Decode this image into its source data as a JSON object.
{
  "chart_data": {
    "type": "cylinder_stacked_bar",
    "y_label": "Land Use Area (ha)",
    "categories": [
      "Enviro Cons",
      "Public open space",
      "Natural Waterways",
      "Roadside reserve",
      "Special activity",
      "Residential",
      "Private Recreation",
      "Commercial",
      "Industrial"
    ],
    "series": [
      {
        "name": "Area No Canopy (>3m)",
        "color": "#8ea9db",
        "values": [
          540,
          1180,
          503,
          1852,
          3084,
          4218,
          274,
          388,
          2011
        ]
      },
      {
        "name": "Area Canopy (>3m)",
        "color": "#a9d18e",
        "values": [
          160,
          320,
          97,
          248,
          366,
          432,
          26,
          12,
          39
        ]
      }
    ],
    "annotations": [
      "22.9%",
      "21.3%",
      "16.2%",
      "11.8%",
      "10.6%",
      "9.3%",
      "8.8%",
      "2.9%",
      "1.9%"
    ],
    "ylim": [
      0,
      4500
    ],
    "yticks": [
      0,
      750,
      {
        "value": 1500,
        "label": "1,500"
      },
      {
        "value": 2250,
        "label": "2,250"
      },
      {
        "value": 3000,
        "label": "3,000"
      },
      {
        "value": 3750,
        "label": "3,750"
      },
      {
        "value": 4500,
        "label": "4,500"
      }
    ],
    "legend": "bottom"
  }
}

········

- **Task to carry out**
Read the entries above, then pull out the lines that include "name".

- **Reply to the exercise**
        "name": "Area No Canopy (>3m)",
        "name": "Area Canopy (>3m)",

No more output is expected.